[Start of Attachment]
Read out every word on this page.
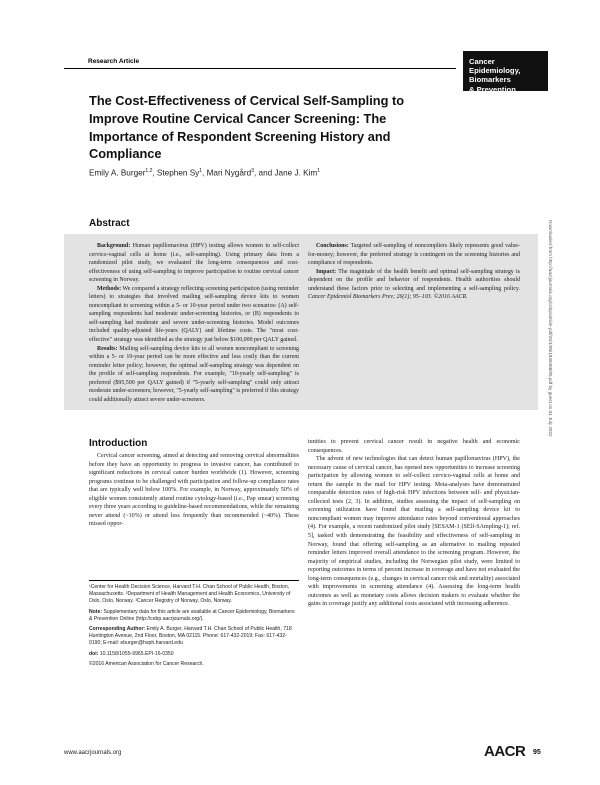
Research Article	Cancer
Epidemiology,
Biomarkers
& Prevention
The Cost-Effectiveness of Cervical Self-Sampling to Improve Routine Cervical Cancer Screening: The Importance of Respondent Screening History and Compliance
Emily A. Burger$^{1,2}$, Stephen Sy$^1$, Mari Nygård$^3$, and Jane J. Kim$^1$
Abstract

Background: Human papillomavirus (HPV) testing allows women to self-collect cervico-vaginal cells at home (i.e., self-sampling). Using primary data from a randomized pilot study, we evaluated the long-term consequences and cost-effectiveness of using self-sampling to improve participation to routine cervical cancer screening in Norway.

Methods: We compared a strategy reflecting screening participation (using reminder letters) to strategies that involved mailing self-sampling device kits to women noncompliant to screening within a 5- or 10-year period under two scenarios: (A) self-sampling respondents had moderate under-screening histories, or (B) respondents to self-sampling had moderate and severe under-screening histories. Model outcomes included quality-adjusted life-years (QALY) and lifetime costs. The "most cost-effective" strategy was identified as the strategy just below $100,000 per QALY gained.

Results: Mailing self-sampling device kits to all women noncompliant to screening within a 5- or 10-year period can be more effective and less costly than the current reminder letter policy; however, the optimal self-sampling strategy was dependent on the profile of self-sampling respondents. For example, "10-yearly self-sampling" is preferred ($95,500 per QALY gained) if "5-yearly self-sampling" could only attract moderate under-screeners; however, "5-yearly self-sampling" is preferred if this strategy could additionally attract severe under-screeners.

Conclusions: Targeted self-sampling of noncompliers likely represents good value-for-money; however, the preferred strategy is contingent on the screening histories and compliance of respondents.

Impact: The magnitude of the health benefit and optimal self-sampling strategy is dependent on the profile and behavior of respondents. Health authorities should understand these factors prior to selecting and implementing a self-sampling policy. Cancer Epidemiol Biomarkers Prev; 26(1); 95–103. ©2016 AACR.

Introduction

Cervical cancer screening, aimed at detecting and removing cervical abnormalities before they have an opportunity to progress to invasive cancer, has contributed to significant reductions in cervical cancer burden worldwide (1). However, screening programs continue to be challenged with participation and follow-up compliance rates that are typically well below 100%. For example, in Norway, approximately 50% of eligible women consistently attend routine cytology-based (i.e., Pap smear) screening every three years according to guideline-based recommendations, while the remaining never attend (~10%) or attend less frequently than recommended (~40%). These missed oppor-

tunities to prevent cervical cancer result in negative health and economic consequences.

The advent of new technologies that can detect human papillomavirus (HPV), the necessary cause of cervical cancer, has opened new opportunities to increase screening participation by allowing women to self-collect cervico-vaginal cells at home and return the sample in the mail for HPV testing. Meta-analyses have demonstrated comparable detection rates of high-risk HPV infections between self- and physician-collected tests (2, 3). In addition, studies assessing the impact of self-sampling on screening utilization have found that mailing a self-sampling device kit to noncompliant women may improve attendance rates beyond conventional approaches (4). For example, a recent randomized pilot study [SESAM-1 (SElf-SAmpling-1); ref. 5], tasked with demonstrating the feasibility and effectiveness of self-sampling in Norway, found that offering self-sampling as an alternative to mailing repeated reminder letters improved overall attendance to the screening program. However, the majority of empirical studies, including the Norwegian pilot study, were limited to reporting outcomes in terms of percent increase in coverage and have not evaluated the long-term consequences (e.g., changes in cervical cancer risk and mortality) associated with improvements in screening attendance (4). Assessing the long-term health outcomes as well as monetary costs allows decision makers to evaluate whether the gains in coverage justify any additional costs associated with increasing adherence.

¹Center for Health Decision Science, Harvard T.H. Chan School of Public Health, Boston, Massachusetts. ²Department of Health Management and Health Economics, University of Oslo, Oslo, Norway. ³Cancer Registry of Norway, Oslo, Norway.

Note: Supplementary data for this article are available at Cancer Epidemiology, Biomarkers & Prevention Online (http://cebp.aacrjournals.org/).

Corresponding Author: Emily A. Burger, Harvard T.H. Chan School of Public Health, 718 Huntington Avenue, 2nd Floor, Boston, MA 02115. Phone: 617-432-2019; Fax: 617-432-0190; E-mail: eburger@hsph.harvard.edu

doi: 10.1158/1055-9965.EPI-16-0350

©2016 American Association for Cancer Research.

www.aacrjournals.org	AACR 95
Downloaded from http://aacrjournals.org/cebp/article-pdf/26/1/95/1849406/95.pdf by guest on 01 July 2022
[End of Attachment]
Your assignment:
Write out the entries again word for word. Do not include the pictures.

Result of the task:
Read out every word on this page.
Research Article	Cancer
Epidemiology,
Biomarkers
& Prevention
The Cost-Effectiveness of Cervical Self-Sampling to Improve Routine Cervical Cancer Screening: The Importance of Respondent Screening History and Compliance
Emily A. Burger$^{1,2}$, Stephen Sy$^1$, Mari Nygård$^3$, and Jane J. Kim$^1$
Abstract

Background: Human papillomavirus (HPV) testing allows women to self-collect cervico-vaginal cells at home (i.e., self-sampling). Using primary data from a randomized pilot study, we evaluated the long-term consequences and cost-effectiveness of using self-sampling to improve participation to routine cervical cancer screening in Norway.

Methods: We compared a strategy reflecting screening participation (using reminder letters) to strategies that involved mailing self-sampling device kits to women noncompliant to screening within a 5- or 10-year period under two scenarios: (A) self-sampling respondents had moderate under-screening histories, or (B) respondents to self-sampling had moderate and severe under-screening histories. Model outcomes included quality-adjusted life-years (QALY) and lifetime costs. The "most cost-effective" strategy was identified as the strategy just below $100,000 per QALY gained.

Results: Mailing self-sampling device kits to all women noncompliant to screening within a 5- or 10-year period can be more effective and less costly than the current reminder letter policy; however, the optimal self-sampling strategy was dependent on the profile of self-sampling respondents. For example, "10-yearly self-sampling" is preferred ($95,500 per QALY gained) if "5-yearly self-sampling" could only attract moderate under-screeners; however, "5-yearly self-sampling" is preferred if this strategy could additionally attract severe under-screeners.

Conclusions: Targeted self-sampling of noncompliers likely represents good value-for-money; however, the preferred strategy is contingent on the screening histories and compliance of respondents.

Impact: The magnitude of the health benefit and optimal self-sampling strategy is dependent on the profile and behavior of respondents. Health authorities should understand these factors prior to selecting and implementing a self-sampling policy. Cancer Epidemiol Biomarkers Prev; 26(1); 95–103. ©2016 AACR.

Introduction

Cervical cancer screening, aimed at detecting and removing cervical abnormalities before they have an opportunity to progress to invasive cancer, has contributed to significant reductions in cervical cancer burden worldwide (1). However, screening programs continue to be challenged with participation and follow-up compliance rates that are typically well below 100%. For example, in Norway, approximately 50% of eligible women consistently attend routine cytology-based (i.e., Pap smear) screening every three years according to guideline-based recommendations, while the remaining never attend (~10%) or attend less frequently than recommended (~40%). These missed oppor-

tunities to prevent cervical cancer result in negative health and economic consequences.

The advent of new technologies that can detect human papillomavirus (HPV), the necessary cause of cervical cancer, has opened new opportunities to increase screening participation by allowing women to self-collect cervico-vaginal cells at home and return the sample in the mail for HPV testing. Meta-analyses have demonstrated comparable detection rates of high-risk HPV infections between self- and physician-collected tests (2, 3). In addition, studies assessing the impact of self-sampling on screening utilization have found that mailing a self-sampling device kit to noncompliant women may improve attendance rates beyond conventional approaches (4). For example, a recent randomized pilot study [SESAM-1 (SElf-SAmpling-1); ref. 5], tasked with demonstrating the feasibility and effectiveness of self-sampling in Norway, found that offering self-sampling as an alternative to mailing repeated reminder letters improved overall attendance to the screening program. However, the majority of empirical studies, including the Norwegian pilot study, were limited to reporting outcomes in terms of percent increase in coverage and have not evaluated the long-term consequences (e.g., changes in cervical cancer risk and mortality) associated with improvements in screening attendance (4). Assessing the long-term health outcomes as well as monetary costs allows decision makers to evaluate whether the gains in coverage justify any additional costs associated with increasing adherence.

¹Center for Health Decision Science, Harvard T.H. Chan School of Public Health, Boston, Massachusetts. ²Department of Health Management and Health Economics, University of Oslo, Oslo, Norway. ³Cancer Registry of Norway, Oslo, Norway.

Note: Supplementary data for this article are available at Cancer Epidemiology, Biomarkers & Prevention Online (http://cebp.aacrjournals.org/).

Corresponding Author: Emily A. Burger, Harvard T.H. Chan School of Public Health, 718 Huntington Avenue, 2nd Floor, Boston, MA 02115. Phone: 617-432-2019; Fax: 617-432-0190; E-mail: eburger@hsph.harvard.edu

doi: 10.1158/1055-9965.EPI-16-0350

©2016 American Association for Cancer Research.

www.aacrjournals.org	AACR 95
Downloaded from http://aacrjournals.org/cebp/article-pdf/26/1/95/1849406/95.pdf by guest on 01 July 2022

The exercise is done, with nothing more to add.